Task details.
Copy everything in the data below exactly except the pictures.

━━━━━ Records for the task

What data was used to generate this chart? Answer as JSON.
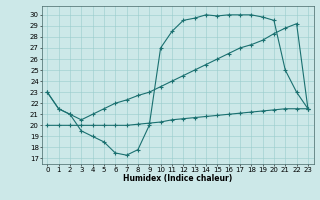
{
  "xlabel": "Humidex (Indice chaleur)",
  "background_color": "#cce8e8",
  "grid_color": "#99cccc",
  "line_color": "#1a7070",
  "xlim": [
    -0.5,
    23.5
  ],
  "ylim": [
    16.5,
    30.8
  ],
  "yticks": [
    17,
    18,
    19,
    20,
    21,
    22,
    23,
    24,
    25,
    26,
    27,
    28,
    29,
    30
  ],
  "xticks": [
    0,
    1,
    2,
    3,
    4,
    5,
    6,
    7,
    8,
    9,
    10,
    11,
    12,
    13,
    14,
    15,
    16,
    17,
    18,
    19,
    20,
    21,
    22,
    23
  ],
  "line1_x": [
    0,
    1,
    2,
    3,
    4,
    5,
    6,
    7,
    8,
    9,
    10,
    11,
    12,
    13,
    14,
    15,
    16,
    17,
    18,
    19,
    20,
    21,
    22,
    23
  ],
  "line1_y": [
    23,
    21.5,
    21,
    19.5,
    19,
    18.5,
    17.5,
    17.3,
    17.8,
    20.0,
    27.0,
    28.5,
    29.5,
    29.7,
    30.0,
    29.9,
    30.0,
    30.0,
    30.0,
    29.8,
    29.5,
    25.0,
    23.0,
    21.5
  ],
  "line2_x": [
    0,
    1,
    2,
    3,
    4,
    5,
    6,
    7,
    8,
    9,
    10,
    11,
    12,
    13,
    14,
    15,
    16,
    17,
    18,
    19,
    20,
    21,
    22,
    23
  ],
  "line2_y": [
    23,
    21.5,
    21,
    20.5,
    21.0,
    21.5,
    22.0,
    22.3,
    22.7,
    23.0,
    23.5,
    24.0,
    24.5,
    25.0,
    25.5,
    26.0,
    26.5,
    27.0,
    27.3,
    27.7,
    28.3,
    28.8,
    29.2,
    21.5
  ],
  "line3_x": [
    0,
    1,
    2,
    3,
    4,
    5,
    6,
    7,
    8,
    9,
    10,
    11,
    12,
    13,
    14,
    15,
    16,
    17,
    18,
    19,
    20,
    21,
    22,
    23
  ],
  "line3_y": [
    20.0,
    20.0,
    20.0,
    20.0,
    20.0,
    20.0,
    20.0,
    20.0,
    20.1,
    20.2,
    20.3,
    20.5,
    20.6,
    20.7,
    20.8,
    20.9,
    21.0,
    21.1,
    21.2,
    21.3,
    21.4,
    21.5,
    21.5,
    21.5
  ],
  "tick_fontsize": 5,
  "xlabel_fontsize": 5.5,
  "marker_size": 3,
  "linewidth": 0.8
}
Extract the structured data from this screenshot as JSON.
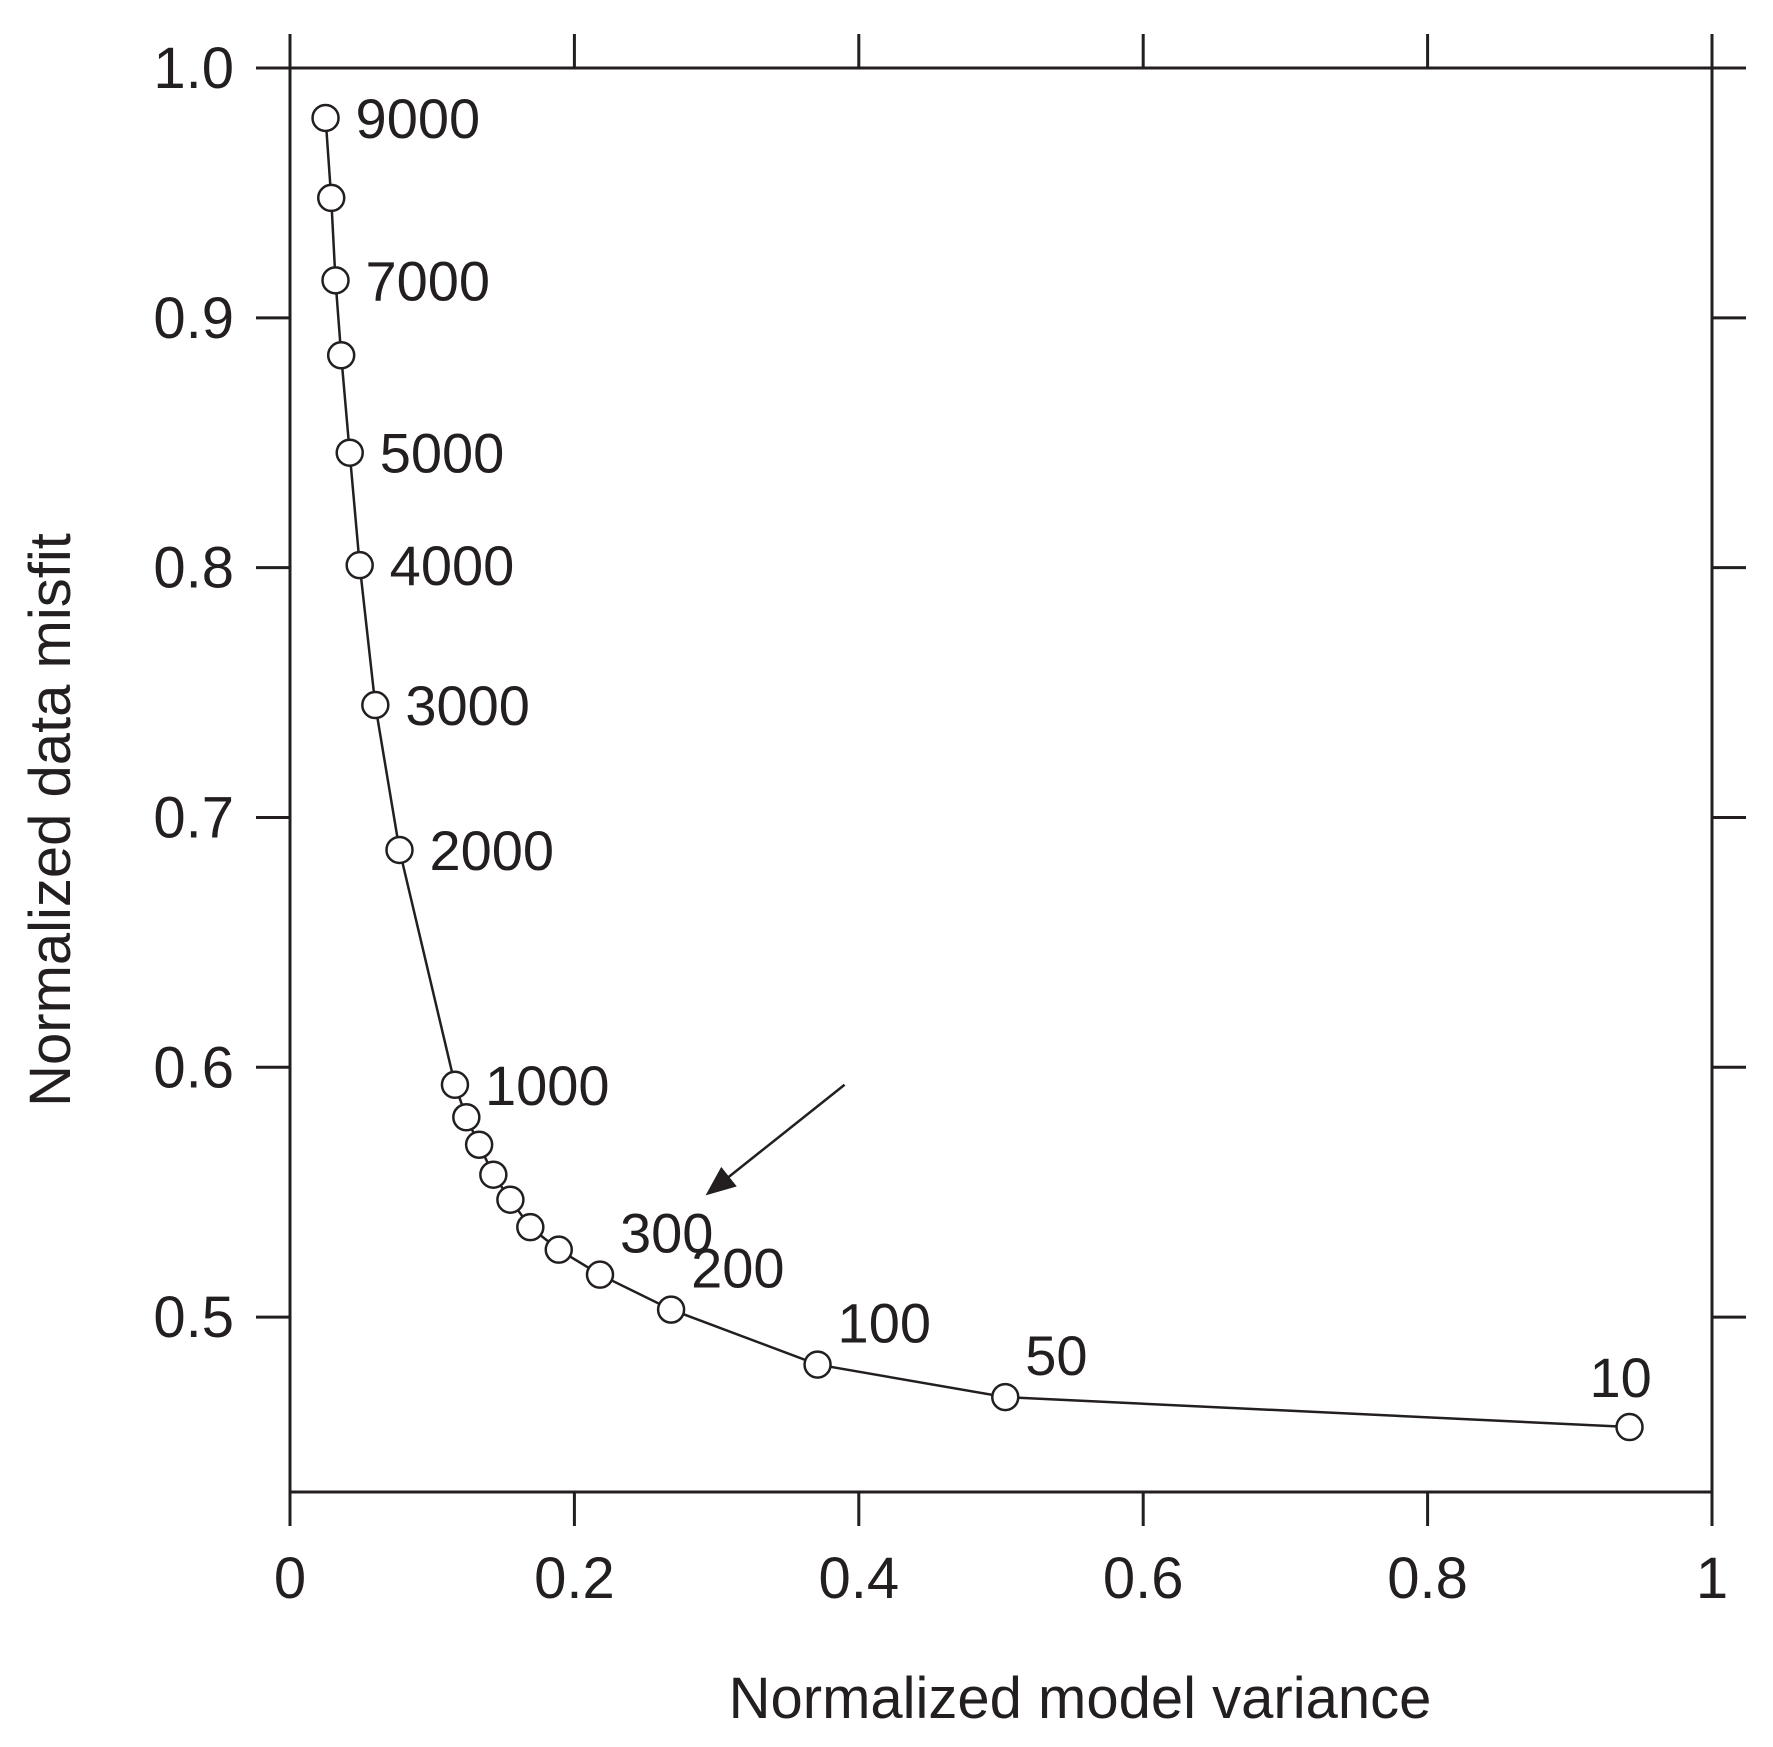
{
  "chart_data": {
    "type": "line",
    "xlabel": "Normalized model variance",
    "ylabel": "Normalized data misfit",
    "xlim": [
      0,
      1
    ],
    "ylim": [
      0.43,
      1.0
    ],
    "x_ticks": [
      "0",
      "0.2",
      "0.4",
      "0.6",
      "0.8",
      "1"
    ],
    "y_ticks": [
      "0.5",
      "0.6",
      "0.7",
      "0.8",
      "0.9",
      "1.0"
    ],
    "grid": false,
    "legend": null,
    "series": [
      {
        "marker": "open-circle",
        "points": [
          {
            "x": 0.025,
            "y": 0.98,
            "label": "9000"
          },
          {
            "x": 0.029,
            "y": 0.948,
            "label": ""
          },
          {
            "x": 0.032,
            "y": 0.915,
            "label": "7000"
          },
          {
            "x": 0.036,
            "y": 0.885,
            "label": ""
          },
          {
            "x": 0.042,
            "y": 0.846,
            "label": "5000"
          },
          {
            "x": 0.049,
            "y": 0.801,
            "label": "4000"
          },
          {
            "x": 0.06,
            "y": 0.745,
            "label": "3000"
          },
          {
            "x": 0.077,
            "y": 0.687,
            "label": "2000"
          },
          {
            "x": 0.116,
            "y": 0.593,
            "label": "1000"
          },
          {
            "x": 0.124,
            "y": 0.58,
            "label": ""
          },
          {
            "x": 0.133,
            "y": 0.569,
            "label": ""
          },
          {
            "x": 0.143,
            "y": 0.557,
            "label": ""
          },
          {
            "x": 0.155,
            "y": 0.547,
            "label": ""
          },
          {
            "x": 0.169,
            "y": 0.536,
            "label": ""
          },
          {
            "x": 0.189,
            "y": 0.527,
            "label": ""
          },
          {
            "x": 0.218,
            "y": 0.517,
            "label": "300"
          },
          {
            "x": 0.268,
            "y": 0.503,
            "label": "200"
          },
          {
            "x": 0.371,
            "y": 0.481,
            "label": "100"
          },
          {
            "x": 0.503,
            "y": 0.468,
            "label": "50"
          },
          {
            "x": 0.942,
            "y": 0.456,
            "label": "10"
          }
        ]
      }
    ],
    "annotations": [
      {
        "type": "arrow",
        "from": {
          "x": 0.39,
          "y": 0.593
        },
        "to": {
          "x": 0.295,
          "y": 0.55
        }
      }
    ]
  }
}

━━━━━━━━━━

Task answer.
What data was used to generate this chart? Answer as JSON.
{
  "xlabel": "Humidex (Indice chaleur)",
  "background_color": "#cce8e8",
  "grid_color": "#99cccc",
  "line_color": "#1a7070",
  "xlim": [
    -0.5,
    23.5
  ],
  "ylim": [
    16.5,
    30.8
  ],
  "yticks": [
    17,
    18,
    19,
    20,
    21,
    22,
    23,
    24,
    25,
    26,
    27,
    28,
    29,
    30
  ],
  "xticks": [
    0,
    1,
    2,
    3,
    4,
    5,
    6,
    7,
    8,
    9,
    10,
    11,
    12,
    13,
    14,
    15,
    16,
    17,
    18,
    19,
    20,
    21,
    22,
    23
  ],
  "line1_x": [
    0,
    1,
    2,
    3,
    4,
    5,
    6,
    7,
    8,
    9,
    10,
    11,
    12,
    13,
    14,
    15,
    16,
    17,
    18,
    19,
    20,
    21,
    22,
    23
  ],
  "line1_y": [
    23,
    21.5,
    21,
    19.5,
    19,
    18.5,
    17.5,
    17.3,
    17.8,
    20.0,
    27.0,
    28.5,
    29.5,
    29.7,
    30.0,
    29.9,
    30.0,
    30.0,
    30.0,
    29.8,
    29.5,
    25.0,
    23.0,
    21.5
  ],
  "line2_x": [
    0,
    1,
    2,
    3,
    4,
    5,
    6,
    7,
    8,
    9,
    10,
    11,
    12,
    13,
    14,
    15,
    16,
    17,
    18,
    19,
    20,
    21,
    22,
    23
  ],
  "line2_y": [
    23,
    21.5,
    21,
    20.5,
    21.0,
    21.5,
    22.0,
    22.3,
    22.7,
    23.0,
    23.5,
    24.0,
    24.5,
    25.0,
    25.5,
    26.0,
    26.5,
    27.0,
    27.3,
    27.7,
    28.3,
    28.8,
    29.2,
    21.5
  ],
  "line3_x": [
    0,
    1,
    2,
    3,
    4,
    5,
    6,
    7,
    8,
    9,
    10,
    11,
    12,
    13,
    14,
    15,
    16,
    17,
    18,
    19,
    20,
    21,
    22,
    23
  ],
  "line3_y": [
    20.0,
    20.0,
    20.0,
    20.0,
    20.0,
    20.0,
    20.0,
    20.0,
    20.1,
    20.2,
    20.3,
    20.5,
    20.6,
    20.7,
    20.8,
    20.9,
    21.0,
    21.1,
    21.2,
    21.3,
    21.4,
    21.5,
    21.5,
    21.5
  ],
  "tick_fontsize": 5,
  "xlabel_fontsize": 5.5,
  "marker_size": 3,
  "linewidth": 0.8
}
Extract the structured data from this screenshot as JSON.
{
  "chart_data": {
    "type": "line",
    "xlabel": "Normalized model variance",
    "ylabel": "Normalized data misfit",
    "xlim": [
      0,
      1
    ],
    "ylim": [
      0.43,
      1.0
    ],
    "x_ticks": [
      "0",
      "0.2",
      "0.4",
      "0.6",
      "0.8",
      "1"
    ],
    "y_ticks": [
      "0.5",
      "0.6",
      "0.7",
      "0.8",
      "0.9",
      "1.0"
    ],
    "grid": false,
    "legend": null,
    "series": [
      {
        "marker": "open-circle",
        "points": [
          {
            "x": 0.025,
            "y": 0.98,
            "label": "9000"
          },
          {
            "x": 0.029,
            "y": 0.948,
            "label": ""
          },
          {
            "x": 0.032,
            "y": 0.915,
            "label": "7000"
          },
          {
            "x": 0.036,
            "y": 0.885,
            "label": ""
          },
          {
            "x": 0.042,
            "y": 0.846,
            "label": "5000"
          },
          {
            "x": 0.049,
            "y": 0.801,
            "label": "4000"
          },
          {
            "x": 0.06,
            "y": 0.745,
            "label": "3000"
          },
          {
            "x": 0.077,
            "y": 0.687,
            "label": "2000"
          },
          {
            "x": 0.116,
            "y": 0.593,
            "label": "1000"
          },
          {
            "x": 0.124,
            "y": 0.58,
            "label": ""
          },
          {
            "x": 0.133,
            "y": 0.569,
            "label": ""
          },
          {
            "x": 0.143,
            "y": 0.557,
            "label": ""
          },
          {
            "x": 0.155,
            "y": 0.547,
            "label": ""
          },
          {
            "x": 0.169,
            "y": 0.536,
            "label": ""
          },
          {
            "x": 0.189,
            "y": 0.527,
            "label": ""
          },
          {
            "x": 0.218,
            "y": 0.517,
            "label": "300"
          },
          {
            "x": 0.268,
            "y": 0.503,
            "label": "200"
          },
          {
            "x": 0.371,
            "y": 0.481,
            "label": "100"
          },
          {
            "x": 0.503,
            "y": 0.468,
            "label": "50"
          },
          {
            "x": 0.942,
            "y": 0.456,
            "label": "10"
          }
        ]
      }
    ],
    "annotations": [
      {
        "type": "arrow",
        "from": {
          "x": 0.39,
          "y": 0.593
        },
        "to": {
          "x": 0.295,
          "y": 0.55
        }
      }
    ]
  }
}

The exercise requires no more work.